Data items
⟨
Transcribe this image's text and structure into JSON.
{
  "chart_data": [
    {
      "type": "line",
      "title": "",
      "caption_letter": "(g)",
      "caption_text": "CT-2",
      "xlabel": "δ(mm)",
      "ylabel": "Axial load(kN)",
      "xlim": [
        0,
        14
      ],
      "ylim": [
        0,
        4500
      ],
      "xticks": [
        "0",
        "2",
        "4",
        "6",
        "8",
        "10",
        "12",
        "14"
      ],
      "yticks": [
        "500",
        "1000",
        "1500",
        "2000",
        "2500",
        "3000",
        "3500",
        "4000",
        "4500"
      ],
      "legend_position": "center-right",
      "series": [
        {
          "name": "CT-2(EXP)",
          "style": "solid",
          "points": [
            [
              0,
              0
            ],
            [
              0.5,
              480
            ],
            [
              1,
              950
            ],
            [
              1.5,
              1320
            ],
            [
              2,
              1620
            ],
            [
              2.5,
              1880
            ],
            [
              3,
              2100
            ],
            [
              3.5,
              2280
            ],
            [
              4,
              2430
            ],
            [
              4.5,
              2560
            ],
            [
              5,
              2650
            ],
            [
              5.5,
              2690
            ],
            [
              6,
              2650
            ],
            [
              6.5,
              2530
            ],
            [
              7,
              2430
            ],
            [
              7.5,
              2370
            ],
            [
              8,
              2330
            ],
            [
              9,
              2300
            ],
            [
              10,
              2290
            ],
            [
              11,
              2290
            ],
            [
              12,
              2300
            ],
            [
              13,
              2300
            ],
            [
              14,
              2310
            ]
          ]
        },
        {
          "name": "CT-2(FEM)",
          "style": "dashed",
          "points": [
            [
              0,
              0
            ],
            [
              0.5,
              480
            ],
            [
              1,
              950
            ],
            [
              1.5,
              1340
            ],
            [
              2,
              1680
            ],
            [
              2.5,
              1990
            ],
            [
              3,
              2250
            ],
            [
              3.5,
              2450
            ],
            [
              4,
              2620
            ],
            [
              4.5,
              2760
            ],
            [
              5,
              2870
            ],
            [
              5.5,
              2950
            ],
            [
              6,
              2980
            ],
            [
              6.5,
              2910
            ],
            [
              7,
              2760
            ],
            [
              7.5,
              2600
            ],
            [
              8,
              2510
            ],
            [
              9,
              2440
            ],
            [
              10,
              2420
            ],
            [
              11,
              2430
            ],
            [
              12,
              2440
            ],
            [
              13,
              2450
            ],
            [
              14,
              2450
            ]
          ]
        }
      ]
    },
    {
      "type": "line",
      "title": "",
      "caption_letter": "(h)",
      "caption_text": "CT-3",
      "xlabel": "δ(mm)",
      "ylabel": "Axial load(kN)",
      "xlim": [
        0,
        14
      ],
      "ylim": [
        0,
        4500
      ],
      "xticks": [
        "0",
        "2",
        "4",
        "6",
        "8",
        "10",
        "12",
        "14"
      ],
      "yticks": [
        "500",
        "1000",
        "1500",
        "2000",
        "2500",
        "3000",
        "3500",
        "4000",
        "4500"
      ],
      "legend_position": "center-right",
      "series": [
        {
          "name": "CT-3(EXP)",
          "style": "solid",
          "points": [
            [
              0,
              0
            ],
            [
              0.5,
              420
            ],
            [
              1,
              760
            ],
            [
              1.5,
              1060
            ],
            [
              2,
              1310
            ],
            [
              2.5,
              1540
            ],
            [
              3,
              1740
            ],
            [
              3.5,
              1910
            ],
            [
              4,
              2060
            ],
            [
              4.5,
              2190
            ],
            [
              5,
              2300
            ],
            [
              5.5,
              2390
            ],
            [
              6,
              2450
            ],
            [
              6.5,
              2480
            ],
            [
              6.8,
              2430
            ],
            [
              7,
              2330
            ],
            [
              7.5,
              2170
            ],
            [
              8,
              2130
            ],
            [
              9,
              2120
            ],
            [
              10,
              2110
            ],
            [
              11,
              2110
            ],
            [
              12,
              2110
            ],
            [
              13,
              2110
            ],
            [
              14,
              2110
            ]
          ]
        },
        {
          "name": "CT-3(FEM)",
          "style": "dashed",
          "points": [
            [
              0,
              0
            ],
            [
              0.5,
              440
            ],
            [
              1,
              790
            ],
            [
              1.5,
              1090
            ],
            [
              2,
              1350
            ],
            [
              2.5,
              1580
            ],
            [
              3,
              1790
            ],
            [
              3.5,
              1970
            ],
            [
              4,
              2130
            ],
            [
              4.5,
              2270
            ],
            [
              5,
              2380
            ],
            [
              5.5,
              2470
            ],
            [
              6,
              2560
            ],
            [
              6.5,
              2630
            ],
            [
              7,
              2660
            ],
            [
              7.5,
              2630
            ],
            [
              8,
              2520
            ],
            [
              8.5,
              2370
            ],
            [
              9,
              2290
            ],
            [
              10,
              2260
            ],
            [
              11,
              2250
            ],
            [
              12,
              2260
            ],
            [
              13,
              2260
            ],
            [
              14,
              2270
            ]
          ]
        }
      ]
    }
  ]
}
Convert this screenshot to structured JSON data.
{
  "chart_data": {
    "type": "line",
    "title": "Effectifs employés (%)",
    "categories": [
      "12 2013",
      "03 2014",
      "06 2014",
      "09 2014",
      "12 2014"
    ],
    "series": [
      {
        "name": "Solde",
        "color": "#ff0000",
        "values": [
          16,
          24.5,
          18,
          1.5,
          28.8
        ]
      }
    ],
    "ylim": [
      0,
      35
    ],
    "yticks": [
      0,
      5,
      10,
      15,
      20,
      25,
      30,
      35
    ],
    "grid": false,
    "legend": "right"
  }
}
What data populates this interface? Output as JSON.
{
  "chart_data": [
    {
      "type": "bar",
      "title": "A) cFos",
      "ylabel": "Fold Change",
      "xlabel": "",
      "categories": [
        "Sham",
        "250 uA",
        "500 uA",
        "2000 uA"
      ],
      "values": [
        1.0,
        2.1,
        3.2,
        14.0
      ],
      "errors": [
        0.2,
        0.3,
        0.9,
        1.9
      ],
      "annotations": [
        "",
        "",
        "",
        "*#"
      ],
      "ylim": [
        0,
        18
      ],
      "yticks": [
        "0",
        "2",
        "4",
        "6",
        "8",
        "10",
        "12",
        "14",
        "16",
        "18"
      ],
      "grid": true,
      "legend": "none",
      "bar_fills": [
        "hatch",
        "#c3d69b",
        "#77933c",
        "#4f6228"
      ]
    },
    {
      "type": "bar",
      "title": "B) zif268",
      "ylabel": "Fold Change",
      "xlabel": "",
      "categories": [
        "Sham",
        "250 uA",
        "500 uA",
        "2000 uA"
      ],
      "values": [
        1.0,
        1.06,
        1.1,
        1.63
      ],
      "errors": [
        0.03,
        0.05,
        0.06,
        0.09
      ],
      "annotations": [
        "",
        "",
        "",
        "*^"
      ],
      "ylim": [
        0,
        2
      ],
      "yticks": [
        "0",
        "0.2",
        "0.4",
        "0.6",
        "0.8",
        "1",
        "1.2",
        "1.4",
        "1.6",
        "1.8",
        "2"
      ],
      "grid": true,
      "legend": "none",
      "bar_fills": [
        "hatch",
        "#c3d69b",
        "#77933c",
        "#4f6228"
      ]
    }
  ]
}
⟩
What to do:
Restate the data above word for word, please.

Response:
Transcribe this image's text and structure into JSON.
{
  "chart_data": [
    {
      "type": "line",
      "title": "",
      "caption_letter": "(g)",
      "caption_text": "CT-2",
      "xlabel": "δ(mm)",
      "ylabel": "Axial load(kN)",
      "xlim": [
        0,
        14
      ],
      "ylim": [
        0,
        4500
      ],
      "xticks": [
        "0",
        "2",
        "4",
        "6",
        "8",
        "10",
        "12",
        "14"
      ],
      "yticks": [
        "500",
        "1000",
        "1500",
        "2000",
        "2500",
        "3000",
        "3500",
        "4000",
        "4500"
      ],
      "legend_position": "center-right",
      "series": [
        {
          "name": "CT-2(EXP)",
          "style": "solid",
          "points": [
            [
              0,
              0
            ],
            [
              0.5,
              480
            ],
            [
              1,
              950
            ],
            [
              1.5,
              1320
            ],
            [
              2,
              1620
            ],
            [
              2.5,
              1880
            ],
            [
              3,
              2100
            ],
            [
              3.5,
              2280
            ],
            [
              4,
              2430
            ],
            [
              4.5,
              2560
            ],
            [
              5,
              2650
            ],
            [
              5.5,
              2690
            ],
            [
              6,
              2650
            ],
            [
              6.5,
              2530
            ],
            [
              7,
              2430
            ],
            [
              7.5,
              2370
            ],
            [
              8,
              2330
            ],
            [
              9,
              2300
            ],
            [
              10,
              2290
            ],
            [
              11,
              2290
            ],
            [
              12,
              2300
            ],
            [
              13,
              2300
            ],
            [
              14,
              2310
            ]
          ]
        },
        {
          "name": "CT-2(FEM)",
          "style": "dashed",
          "points": [
            [
              0,
              0
            ],
            [
              0.5,
              480
            ],
            [
              1,
              950
            ],
            [
              1.5,
              1340
            ],
            [
              2,
              1680
            ],
            [
              2.5,
              1990
            ],
            [
              3,
              2250
            ],
            [
              3.5,
              2450
            ],
            [
              4,
              2620
            ],
            [
              4.5,
              2760
            ],
            [
              5,
              2870
            ],
            [
              5.5,
              2950
            ],
            [
              6,
              2980
            ],
            [
              6.5,
              2910
            ],
            [
              7,
              2760
            ],
            [
              7.5,
              2600
            ],
            [
              8,
              2510
            ],
            [
              9,
              2440
            ],
            [
              10,
              2420
            ],
            [
              11,
              2430
            ],
            [
              12,
              2440
            ],
            [
              13,
              2450
            ],
            [
              14,
              2450
            ]
          ]
        }
      ]
    },
    {
      "type": "line",
      "title": "",
      "caption_letter": "(h)",
      "caption_text": "CT-3",
      "xlabel": "δ(mm)",
      "ylabel": "Axial load(kN)",
      "xlim": [
        0,
        14
      ],
      "ylim": [
        0,
        4500
      ],
      "xticks": [
        "0",
        "2",
        "4",
        "6",
        "8",
        "10",
        "12",
        "14"
      ],
      "yticks": [
        "500",
        "1000",
        "1500",
        "2000",
        "2500",
        "3000",
        "3500",
        "4000",
        "4500"
      ],
      "legend_position": "center-right",
      "series": [
        {
          "name": "CT-3(EXP)",
          "style": "solid",
          "points": [
            [
              0,
              0
            ],
            [
              0.5,
              420
            ],
            [
              1,
              760
            ],
            [
              1.5,
              1060
            ],
            [
              2,
              1310
            ],
            [
              2.5,
              1540
            ],
            [
              3,
              1740
            ],
            [
              3.5,
              1910
            ],
            [
              4,
              2060
            ],
            [
              4.5,
              2190
            ],
            [
              5,
              2300
            ],
            [
              5.5,
              2390
            ],
            [
              6,
              2450
            ],
            [
              6.5,
              2480
            ],
            [
              6.8,
              2430
            ],
            [
              7,
              2330
            ],
            [
              7.5,
              2170
            ],
            [
              8,
              2130
            ],
            [
              9,
              2120
            ],
            [
              10,
              2110
            ],
            [
              11,
              2110
            ],
            [
              12,
              2110
            ],
            [
              13,
              2110
            ],
            [
              14,
              2110
            ]
          ]
        },
        {
          "name": "CT-3(FEM)",
          "style": "dashed",
          "points": [
            [
              0,
              0
            ],
            [
              0.5,
              440
            ],
            [
              1,
              790
            ],
            [
              1.5,
              1090
            ],
            [
              2,
              1350
            ],
            [
              2.5,
              1580
            ],
            [
              3,
              1790
            ],
            [
              3.5,
              1970
            ],
            [
              4,
              2130
            ],
            [
              4.5,
              2270
            ],
            [
              5,
              2380
            ],
            [
              5.5,
              2470
            ],
            [
              6,
              2560
            ],
            [
              6.5,
              2630
            ],
            [
              7,
              2660
            ],
            [
              7.5,
              2630
            ],
            [
              8,
              2520
            ],
            [
              8.5,
              2370
            ],
            [
              9,
              2290
            ],
            [
              10,
              2260
            ],
            [
              11,
              2250
            ],
            [
              12,
              2260
            ],
            [
              13,
              2260
            ],
            [
              14,
              2270
            ]
          ]
        }
      ]
    }
  ]
}
Convert this screenshot to structured JSON data.
{
  "chart_data": {
    "type": "line",
    "title": "Effectifs employés (%)",
    "categories": [
      "12 2013",
      "03 2014",
      "06 2014",
      "09 2014",
      "12 2014"
    ],
    "series": [
      {
        "name": "Solde",
        "color": "#ff0000",
        "values": [
          16,
          24.5,
          18,
          1.5,
          28.8
        ]
      }
    ],
    "ylim": [
      0,
      35
    ],
    "yticks": [
      0,
      5,
      10,
      15,
      20,
      25,
      30,
      35
    ],
    "grid": false,
    "legend": "right"
  }
}
What data populates this interface? Output as JSON.
{
  "chart_data": [
    {
      "type": "bar",
      "title": "A) cFos",
      "ylabel": "Fold Change",
      "xlabel": "",
      "categories": [
        "Sham",
        "250 uA",
        "500 uA",
        "2000 uA"
      ],
      "values": [
        1.0,
        2.1,
        3.2,
        14.0
      ],
      "errors": [
        0.2,
        0.3,
        0.9,
        1.9
      ],
      "annotations": [
        "",
        "",
        "",
        "*#"
      ],
      "ylim": [
        0,
        18
      ],
      "yticks": [
        "0",
        "2",
        "4",
        "6",
        "8",
        "10",
        "12",
        "14",
        "16",
        "18"
      ],
      "grid": true,
      "legend": "none",
      "bar_fills": [
        "hatch",
        "#c3d69b",
        "#77933c",
        "#4f6228"
      ]
    },
    {
      "type": "bar",
      "title": "B) zif268",
      "ylabel": "Fold Change",
      "xlabel": "",
      "categories": [
        "Sham",
        "250 uA",
        "500 uA",
        "2000 uA"
      ],
      "values": [
        1.0,
        1.06,
        1.1,
        1.63
      ],
      "errors": [
        0.03,
        0.05,
        0.06,
        0.09
      ],
      "annotations": [
        "",
        "",
        "",
        "*^"
      ],
      "ylim": [
        0,
        2
      ],
      "yticks": [
        "0",
        "0.2",
        "0.4",
        "0.6",
        "0.8",
        "1",
        "1.2",
        "1.4",
        "1.6",
        "1.8",
        "2"
      ],
      "grid": true,
      "legend": "none",
      "bar_fills": [
        "hatch",
        "#c3d69b",
        "#77933c",
        "#4f6228"
      ]
    }
  ]
}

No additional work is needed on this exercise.